#### [WHAT THE TASK REQUIRES]
Render the data from the line containing "instruction-item: 3. After" through the line containing "instruction-number: 1. bbox=[27, 143, 37, 153]", both included, as a Markdown table with columns Row and Text. Number the rows in order and omit blank lines.

>> Start

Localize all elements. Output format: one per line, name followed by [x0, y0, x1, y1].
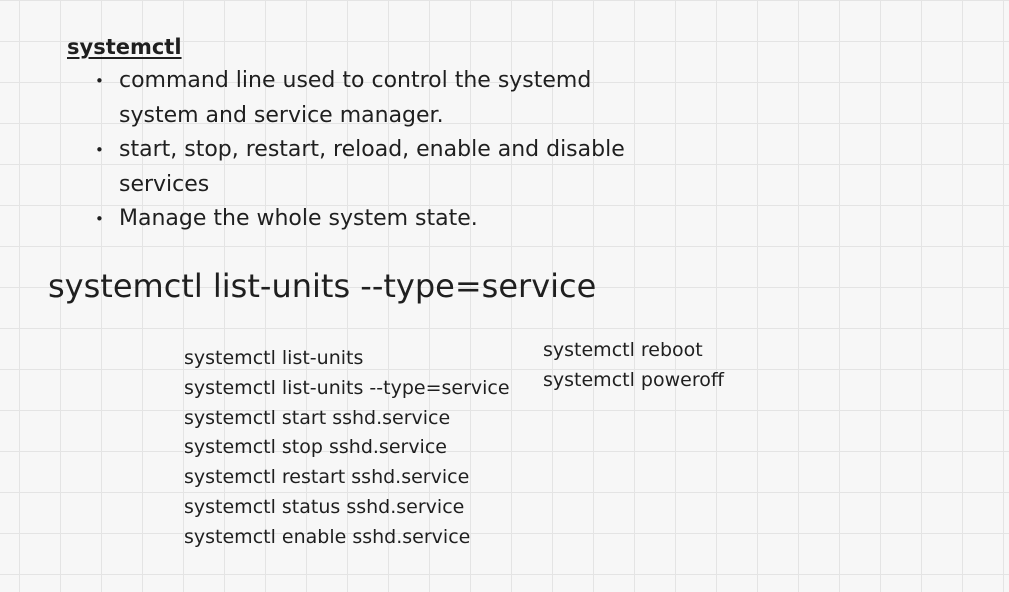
bullet-item: Manage the whole system state.: [95, 202, 655, 237]
featured-command: systemctl list-units --type=service: [48, 267, 597, 305]
section-heading: systemctl: [67, 35, 182, 59]
command-item: systemctl reboot: [543, 339, 703, 361]
command-item: systemctl restart sshd.service: [184, 466, 470, 489]
command-item: systemctl enable sshd.service: [184, 525, 471, 548]
bullet-item: start, stop, restart, reload, enable and…: [95, 133, 655, 202]
command-item: systemctl poweroff: [543, 368, 724, 391]
bullet-list: command line used to control the systemd…: [95, 64, 655, 237]
command-item: systemctl stop sshd.service: [184, 436, 447, 459]
bullet-item: command line used to control the systemd…: [95, 64, 655, 133]
command-item: systemctl list-units: [184, 347, 364, 369]
command-item: systemctl start sshd.service: [184, 406, 451, 429]
whiteboard-canvas[interactable]: systemctl command line used to control t…: [0, 0, 1009, 592]
command-item: systemctl list-units --type=service: [184, 376, 510, 399]
command-list-left: systemctl list-units systemctl list-unit…: [184, 344, 510, 553]
command-list-right: systemctl reboot systemctl poweroff: [543, 336, 724, 395]
command-item: systemctl status sshd.service: [184, 495, 465, 518]
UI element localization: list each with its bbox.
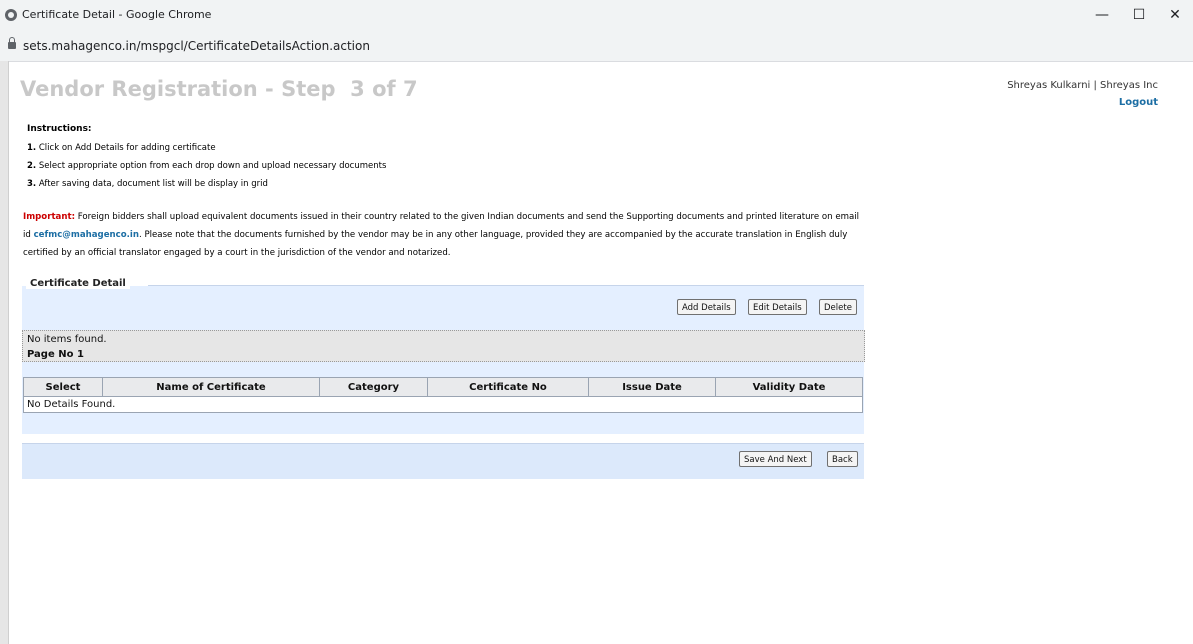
instruction-item: 3. After saving data, document list will… bbox=[27, 179, 268, 189]
delete-button[interactable]: Delete bbox=[819, 299, 857, 315]
page-title: Vendor Registration - Step 3 of 7 bbox=[20, 77, 418, 101]
important-text-continued: . Please note that the documents furnish… bbox=[23, 230, 848, 258]
instruction-number: 1. bbox=[27, 143, 37, 153]
column-header-category[interactable]: Category bbox=[319, 377, 428, 397]
minimize-icon[interactable]: — bbox=[1089, 5, 1115, 25]
important-label: Important: bbox=[23, 212, 76, 222]
footer-action-bar bbox=[22, 443, 864, 479]
instruction-text: Click on Add Details for adding certific… bbox=[36, 143, 216, 153]
edit-details-button[interactable]: Edit Details bbox=[748, 299, 807, 315]
column-header-issue-date[interactable]: Issue Date bbox=[588, 377, 716, 397]
back-button[interactable]: Back bbox=[827, 451, 858, 467]
instruction-item: 1. Click on Add Details for adding certi… bbox=[27, 143, 216, 153]
user-info: Shreyas Kulkarni | Shreyas Inc bbox=[1007, 80, 1158, 91]
email-link[interactable]: cefmc@mahagenco.in bbox=[34, 230, 139, 240]
window-left-edge bbox=[0, 61, 9, 644]
instruction-number: 3. bbox=[27, 179, 37, 189]
grid-status-panel: No items found. Page No 1 bbox=[22, 330, 865, 362]
close-icon[interactable]: ✕ bbox=[1162, 5, 1188, 25]
browser-favicon-icon bbox=[5, 9, 17, 21]
url-text[interactable]: sets.mahagenco.in/mspgcl/CertificateDeta… bbox=[23, 39, 370, 53]
instructions-heading: Instructions: bbox=[27, 124, 92, 134]
column-header-select[interactable]: Select bbox=[23, 377, 103, 397]
table-header-row: Select Name of Certificate Category Cert… bbox=[23, 377, 863, 397]
certificate-table: Select Name of Certificate Category Cert… bbox=[23, 377, 863, 413]
browser-chrome: Certificate Detail - Google Chrome — ☐ ✕… bbox=[0, 0, 1193, 62]
important-notice: Important: Foreign bidders shall upload … bbox=[23, 208, 863, 262]
maximize-icon[interactable]: ☐ bbox=[1126, 5, 1152, 25]
save-and-next-button[interactable]: Save And Next bbox=[739, 451, 812, 467]
instruction-text: After saving data, document list will be… bbox=[36, 179, 268, 189]
instruction-item: 2. Select appropriate option from each d… bbox=[27, 161, 386, 171]
no-items-message: No items found. bbox=[27, 334, 107, 345]
title-bar: Certificate Detail - Google Chrome — ☐ ✕ bbox=[0, 0, 1193, 32]
lock-icon bbox=[8, 37, 16, 49]
window-title: Certificate Detail - Google Chrome bbox=[22, 8, 212, 21]
certificate-detail-legend: Certificate Detail bbox=[26, 278, 130, 289]
no-details-message: No Details Found. bbox=[23, 396, 863, 413]
add-details-button[interactable]: Add Details bbox=[677, 299, 736, 315]
instruction-text: Select appropriate option from each drop… bbox=[36, 161, 387, 171]
column-header-name[interactable]: Name of Certificate bbox=[102, 377, 320, 397]
instruction-number: 2. bbox=[27, 161, 37, 171]
logout-link[interactable]: Logout bbox=[1119, 97, 1158, 108]
table-row: No Details Found. bbox=[23, 396, 863, 413]
column-header-certificate-no[interactable]: Certificate No bbox=[427, 377, 589, 397]
page-number: Page No 1 bbox=[27, 349, 84, 360]
address-bar[interactable]: sets.mahagenco.in/mspgcl/CertificateDeta… bbox=[0, 35, 1193, 59]
column-header-validity-date[interactable]: Validity Date bbox=[715, 377, 863, 397]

>> End

#### [CORRECT RESULT]
| Row | Text |
|---|---|
| 1 | instruction-item: 3. After saving data, document list will… bbox=[27, 179, 268, 189] |
| 2 | delete-button[interactable]: Delete bbox=[819, 299, 857, 315] |
| 3 | page-title: Vendor Registration - Step 3 of 7 bbox=[20, 77, 418, 101] |
| 4 | important-text-continued: . Please note that the documents furnish… bbox=[23, 230, 848, 258] |
| 5 | instruction-number: 1. bbox=[27, 143, 37, 153] |